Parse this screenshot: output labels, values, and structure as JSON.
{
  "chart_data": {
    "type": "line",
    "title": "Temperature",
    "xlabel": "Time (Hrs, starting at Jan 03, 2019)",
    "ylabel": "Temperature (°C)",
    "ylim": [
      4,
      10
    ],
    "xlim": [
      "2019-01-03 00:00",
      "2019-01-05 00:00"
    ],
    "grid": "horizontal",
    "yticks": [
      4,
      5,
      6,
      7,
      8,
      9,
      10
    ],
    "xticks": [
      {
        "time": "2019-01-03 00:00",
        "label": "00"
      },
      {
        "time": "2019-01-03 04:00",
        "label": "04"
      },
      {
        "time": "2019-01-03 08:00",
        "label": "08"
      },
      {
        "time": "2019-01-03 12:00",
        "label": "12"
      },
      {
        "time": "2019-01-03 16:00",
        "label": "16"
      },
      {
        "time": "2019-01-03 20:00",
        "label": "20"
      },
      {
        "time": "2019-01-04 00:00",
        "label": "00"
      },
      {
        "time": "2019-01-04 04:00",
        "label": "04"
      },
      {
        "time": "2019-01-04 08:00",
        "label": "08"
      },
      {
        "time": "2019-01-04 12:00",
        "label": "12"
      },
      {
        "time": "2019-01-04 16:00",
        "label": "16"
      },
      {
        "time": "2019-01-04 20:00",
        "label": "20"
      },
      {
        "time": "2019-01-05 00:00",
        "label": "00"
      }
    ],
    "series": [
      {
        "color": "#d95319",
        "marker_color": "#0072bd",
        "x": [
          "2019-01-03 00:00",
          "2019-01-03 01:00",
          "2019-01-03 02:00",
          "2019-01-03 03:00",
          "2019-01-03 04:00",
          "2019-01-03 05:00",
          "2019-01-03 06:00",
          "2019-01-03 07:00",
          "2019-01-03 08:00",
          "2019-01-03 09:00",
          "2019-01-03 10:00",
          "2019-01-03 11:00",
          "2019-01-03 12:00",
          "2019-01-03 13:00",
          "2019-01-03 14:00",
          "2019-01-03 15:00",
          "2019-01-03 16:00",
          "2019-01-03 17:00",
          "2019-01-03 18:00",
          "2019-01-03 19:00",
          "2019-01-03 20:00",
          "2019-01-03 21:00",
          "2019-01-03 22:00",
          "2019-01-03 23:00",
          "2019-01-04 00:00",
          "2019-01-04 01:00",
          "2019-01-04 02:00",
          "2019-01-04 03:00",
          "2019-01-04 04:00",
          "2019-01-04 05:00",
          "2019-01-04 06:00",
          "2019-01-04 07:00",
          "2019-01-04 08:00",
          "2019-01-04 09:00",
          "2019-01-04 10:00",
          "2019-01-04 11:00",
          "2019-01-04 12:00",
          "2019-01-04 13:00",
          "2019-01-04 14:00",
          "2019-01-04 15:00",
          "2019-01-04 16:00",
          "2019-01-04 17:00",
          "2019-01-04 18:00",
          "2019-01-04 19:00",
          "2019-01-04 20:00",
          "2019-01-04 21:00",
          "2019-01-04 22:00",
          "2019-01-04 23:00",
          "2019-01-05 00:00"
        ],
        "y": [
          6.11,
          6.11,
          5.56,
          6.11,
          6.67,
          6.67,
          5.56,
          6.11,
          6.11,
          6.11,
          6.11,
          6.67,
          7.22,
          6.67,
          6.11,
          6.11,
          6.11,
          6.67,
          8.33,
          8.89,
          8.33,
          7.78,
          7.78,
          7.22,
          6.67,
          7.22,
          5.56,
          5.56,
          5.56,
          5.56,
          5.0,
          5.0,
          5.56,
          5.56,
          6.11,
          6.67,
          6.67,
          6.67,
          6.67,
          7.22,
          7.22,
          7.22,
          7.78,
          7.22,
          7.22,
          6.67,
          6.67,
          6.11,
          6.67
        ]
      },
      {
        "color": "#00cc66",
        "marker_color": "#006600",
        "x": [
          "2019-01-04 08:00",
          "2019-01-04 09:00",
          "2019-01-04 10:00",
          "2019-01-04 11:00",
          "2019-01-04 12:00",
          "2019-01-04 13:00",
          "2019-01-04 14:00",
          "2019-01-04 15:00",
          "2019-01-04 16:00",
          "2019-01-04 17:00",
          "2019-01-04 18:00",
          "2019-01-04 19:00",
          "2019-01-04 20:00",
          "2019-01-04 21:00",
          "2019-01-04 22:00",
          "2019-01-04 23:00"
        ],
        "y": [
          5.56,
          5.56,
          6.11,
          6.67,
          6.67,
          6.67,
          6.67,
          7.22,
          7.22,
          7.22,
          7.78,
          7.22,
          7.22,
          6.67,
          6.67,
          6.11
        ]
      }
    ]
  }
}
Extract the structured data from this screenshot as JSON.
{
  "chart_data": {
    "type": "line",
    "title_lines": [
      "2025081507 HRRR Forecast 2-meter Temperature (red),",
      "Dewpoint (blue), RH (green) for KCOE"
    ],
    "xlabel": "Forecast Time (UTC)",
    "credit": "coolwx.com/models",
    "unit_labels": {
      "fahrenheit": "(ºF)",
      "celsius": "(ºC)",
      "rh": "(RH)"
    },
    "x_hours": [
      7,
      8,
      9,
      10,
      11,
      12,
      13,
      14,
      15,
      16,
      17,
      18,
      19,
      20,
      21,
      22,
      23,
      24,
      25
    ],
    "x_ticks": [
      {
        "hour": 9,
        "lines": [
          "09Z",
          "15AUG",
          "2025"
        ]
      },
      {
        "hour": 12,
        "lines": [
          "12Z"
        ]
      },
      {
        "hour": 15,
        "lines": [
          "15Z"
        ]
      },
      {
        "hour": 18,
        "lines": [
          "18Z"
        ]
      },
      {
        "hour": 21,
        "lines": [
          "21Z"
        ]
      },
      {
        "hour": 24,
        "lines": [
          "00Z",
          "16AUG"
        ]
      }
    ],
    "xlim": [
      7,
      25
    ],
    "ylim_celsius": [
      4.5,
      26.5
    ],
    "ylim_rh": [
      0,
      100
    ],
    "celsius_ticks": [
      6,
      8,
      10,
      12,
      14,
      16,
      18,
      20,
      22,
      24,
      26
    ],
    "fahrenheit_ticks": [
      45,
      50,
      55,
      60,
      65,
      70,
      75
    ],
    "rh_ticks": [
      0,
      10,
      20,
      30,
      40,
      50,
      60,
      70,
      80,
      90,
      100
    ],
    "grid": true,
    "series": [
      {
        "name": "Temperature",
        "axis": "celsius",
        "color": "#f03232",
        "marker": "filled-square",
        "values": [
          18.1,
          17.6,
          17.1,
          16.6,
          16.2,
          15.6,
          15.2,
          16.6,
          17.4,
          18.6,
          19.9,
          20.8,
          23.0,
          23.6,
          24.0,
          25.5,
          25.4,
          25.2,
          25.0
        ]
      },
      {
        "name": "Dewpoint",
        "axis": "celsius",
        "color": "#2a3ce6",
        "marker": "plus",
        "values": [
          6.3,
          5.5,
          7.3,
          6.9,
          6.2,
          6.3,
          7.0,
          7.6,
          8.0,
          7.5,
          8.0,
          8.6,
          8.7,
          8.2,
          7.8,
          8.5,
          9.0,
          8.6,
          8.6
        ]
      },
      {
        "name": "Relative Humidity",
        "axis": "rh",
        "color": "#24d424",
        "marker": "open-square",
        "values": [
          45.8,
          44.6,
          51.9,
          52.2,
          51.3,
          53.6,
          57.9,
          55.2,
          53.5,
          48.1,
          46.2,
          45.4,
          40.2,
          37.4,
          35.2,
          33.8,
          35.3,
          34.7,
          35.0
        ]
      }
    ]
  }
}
^^^^
■ Problem details ■
Repeat all of the records above exactly as written.

■ Answer ■
Parse this screenshot: output labels, values, and structure as JSON.
{
  "chart_data": {
    "type": "line",
    "title": "Temperature",
    "xlabel": "Time (Hrs, starting at Jan 03, 2019)",
    "ylabel": "Temperature (°C)",
    "ylim": [
      4,
      10
    ],
    "xlim": [
      "2019-01-03 00:00",
      "2019-01-05 00:00"
    ],
    "grid": "horizontal",
    "yticks": [
      4,
      5,
      6,
      7,
      8,
      9,
      10
    ],
    "xticks": [
      {
        "time": "2019-01-03 00:00",
        "label": "00"
      },
      {
        "time": "2019-01-03 04:00",
        "label": "04"
      },
      {
        "time": "2019-01-03 08:00",
        "label": "08"
      },
      {
        "time": "2019-01-03 12:00",
        "label": "12"
      },
      {
        "time": "2019-01-03 16:00",
        "label": "16"
      },
      {
        "time": "2019-01-03 20:00",
        "label": "20"
      },
      {
        "time": "2019-01-04 00:00",
        "label": "00"
      },
      {
        "time": "2019-01-04 04:00",
        "label": "04"
      },
      {
        "time": "2019-01-04 08:00",
        "label": "08"
      },
      {
        "time": "2019-01-04 12:00",
        "label": "12"
      },
      {
        "time": "2019-01-04 16:00",
        "label": "16"
      },
      {
        "time": "2019-01-04 20:00",
        "label": "20"
      },
      {
        "time": "2019-01-05 00:00",
        "label": "00"
      }
    ],
    "series": [
      {
        "color": "#d95319",
        "marker_color": "#0072bd",
        "x": [
          "2019-01-03 00:00",
          "2019-01-03 01:00",
          "2019-01-03 02:00",
          "2019-01-03 03:00",
          "2019-01-03 04:00",
          "2019-01-03 05:00",
          "2019-01-03 06:00",
          "2019-01-03 07:00",
          "2019-01-03 08:00",
          "2019-01-03 09:00",
          "2019-01-03 10:00",
          "2019-01-03 11:00",
          "2019-01-03 12:00",
          "2019-01-03 13:00",
          "2019-01-03 14:00",
          "2019-01-03 15:00",
          "2019-01-03 16:00",
          "2019-01-03 17:00",
          "2019-01-03 18:00",
          "2019-01-03 19:00",
          "2019-01-03 20:00",
          "2019-01-03 21:00",
          "2019-01-03 22:00",
          "2019-01-03 23:00",
          "2019-01-04 00:00",
          "2019-01-04 01:00",
          "2019-01-04 02:00",
          "2019-01-04 03:00",
          "2019-01-04 04:00",
          "2019-01-04 05:00",
          "2019-01-04 06:00",
          "2019-01-04 07:00",
          "2019-01-04 08:00",
          "2019-01-04 09:00",
          "2019-01-04 10:00",
          "2019-01-04 11:00",
          "2019-01-04 12:00",
          "2019-01-04 13:00",
          "2019-01-04 14:00",
          "2019-01-04 15:00",
          "2019-01-04 16:00",
          "2019-01-04 17:00",
          "2019-01-04 18:00",
          "2019-01-04 19:00",
          "2019-01-04 20:00",
          "2019-01-04 21:00",
          "2019-01-04 22:00",
          "2019-01-04 23:00",
          "2019-01-05 00:00"
        ],
        "y": [
          6.11,
          6.11,
          5.56,
          6.11,
          6.67,
          6.67,
          5.56,
          6.11,
          6.11,
          6.11,
          6.11,
          6.67,
          7.22,
          6.67,
          6.11,
          6.11,
          6.11,
          6.67,
          8.33,
          8.89,
          8.33,
          7.78,
          7.78,
          7.22,
          6.67,
          7.22,
          5.56,
          5.56,
          5.56,
          5.56,
          5.0,
          5.0,
          5.56,
          5.56,
          6.11,
          6.67,
          6.67,
          6.67,
          6.67,
          7.22,
          7.22,
          7.22,
          7.78,
          7.22,
          7.22,
          6.67,
          6.67,
          6.11,
          6.67
        ]
      },
      {
        "color": "#00cc66",
        "marker_color": "#006600",
        "x": [
          "2019-01-04 08:00",
          "2019-01-04 09:00",
          "2019-01-04 10:00",
          "2019-01-04 11:00",
          "2019-01-04 12:00",
          "2019-01-04 13:00",
          "2019-01-04 14:00",
          "2019-01-04 15:00",
          "2019-01-04 16:00",
          "2019-01-04 17:00",
          "2019-01-04 18:00",
          "2019-01-04 19:00",
          "2019-01-04 20:00",
          "2019-01-04 21:00",
          "2019-01-04 22:00",
          "2019-01-04 23:00"
        ],
        "y": [
          5.56,
          5.56,
          6.11,
          6.67,
          6.67,
          6.67,
          6.67,
          7.22,
          7.22,
          7.22,
          7.78,
          7.22,
          7.22,
          6.67,
          6.67,
          6.11
        ]
      }
    ]
  }
}
Extract the structured data from this screenshot as JSON.
{
  "chart_data": {
    "type": "line",
    "title_lines": [
      "2025081507 HRRR Forecast 2-meter Temperature (red),",
      "Dewpoint (blue), RH (green) for KCOE"
    ],
    "xlabel": "Forecast Time (UTC)",
    "credit": "coolwx.com/models",
    "unit_labels": {
      "fahrenheit": "(ºF)",
      "celsius": "(ºC)",
      "rh": "(RH)"
    },
    "x_hours": [
      7,
      8,
      9,
      10,
      11,
      12,
      13,
      14,
      15,
      16,
      17,
      18,
      19,
      20,
      21,
      22,
      23,
      24,
      25
    ],
    "x_ticks": [
      {
        "hour": 9,
        "lines": [
          "09Z",
          "15AUG",
          "2025"
        ]
      },
      {
        "hour": 12,
        "lines": [
          "12Z"
        ]
      },
      {
        "hour": 15,
        "lines": [
          "15Z"
        ]
      },
      {
        "hour": 18,
        "lines": [
          "18Z"
        ]
      },
      {
        "hour": 21,
        "lines": [
          "21Z"
        ]
      },
      {
        "hour": 24,
        "lines": [
          "00Z",
          "16AUG"
        ]
      }
    ],
    "xlim": [
      7,
      25
    ],
    "ylim_celsius": [
      4.5,
      26.5
    ],
    "ylim_rh": [
      0,
      100
    ],
    "celsius_ticks": [
      6,
      8,
      10,
      12,
      14,
      16,
      18,
      20,
      22,
      24,
      26
    ],
    "fahrenheit_ticks": [
      45,
      50,
      55,
      60,
      65,
      70,
      75
    ],
    "rh_ticks": [
      0,
      10,
      20,
      30,
      40,
      50,
      60,
      70,
      80,
      90,
      100
    ],
    "grid": true,
    "series": [
      {
        "name": "Temperature",
        "axis": "celsius",
        "color": "#f03232",
        "marker": "filled-square",
        "values": [
          18.1,
          17.6,
          17.1,
          16.6,
          16.2,
          15.6,
          15.2,
          16.6,
          17.4,
          18.6,
          19.9,
          20.8,
          23.0,
          23.6,
          24.0,
          25.5,
          25.4,
          25.2,
          25.0
        ]
      },
      {
        "name": "Dewpoint",
        "axis": "celsius",
        "color": "#2a3ce6",
        "marker": "plus",
        "values": [
          6.3,
          5.5,
          7.3,
          6.9,
          6.2,
          6.3,
          7.0,
          7.6,
          8.0,
          7.5,
          8.0,
          8.6,
          8.7,
          8.2,
          7.8,
          8.5,
          9.0,
          8.6,
          8.6
        ]
      },
      {
        "name": "Relative Humidity",
        "axis": "rh",
        "color": "#24d424",
        "marker": "open-square",
        "values": [
          45.8,
          44.6,
          51.9,
          52.2,
          51.3,
          53.6,
          57.9,
          55.2,
          53.5,
          48.1,
          46.2,
          45.4,
          40.2,
          37.4,
          35.2,
          33.8,
          35.3,
          34.7,
          35.0
        ]
      }
    ]
  }
}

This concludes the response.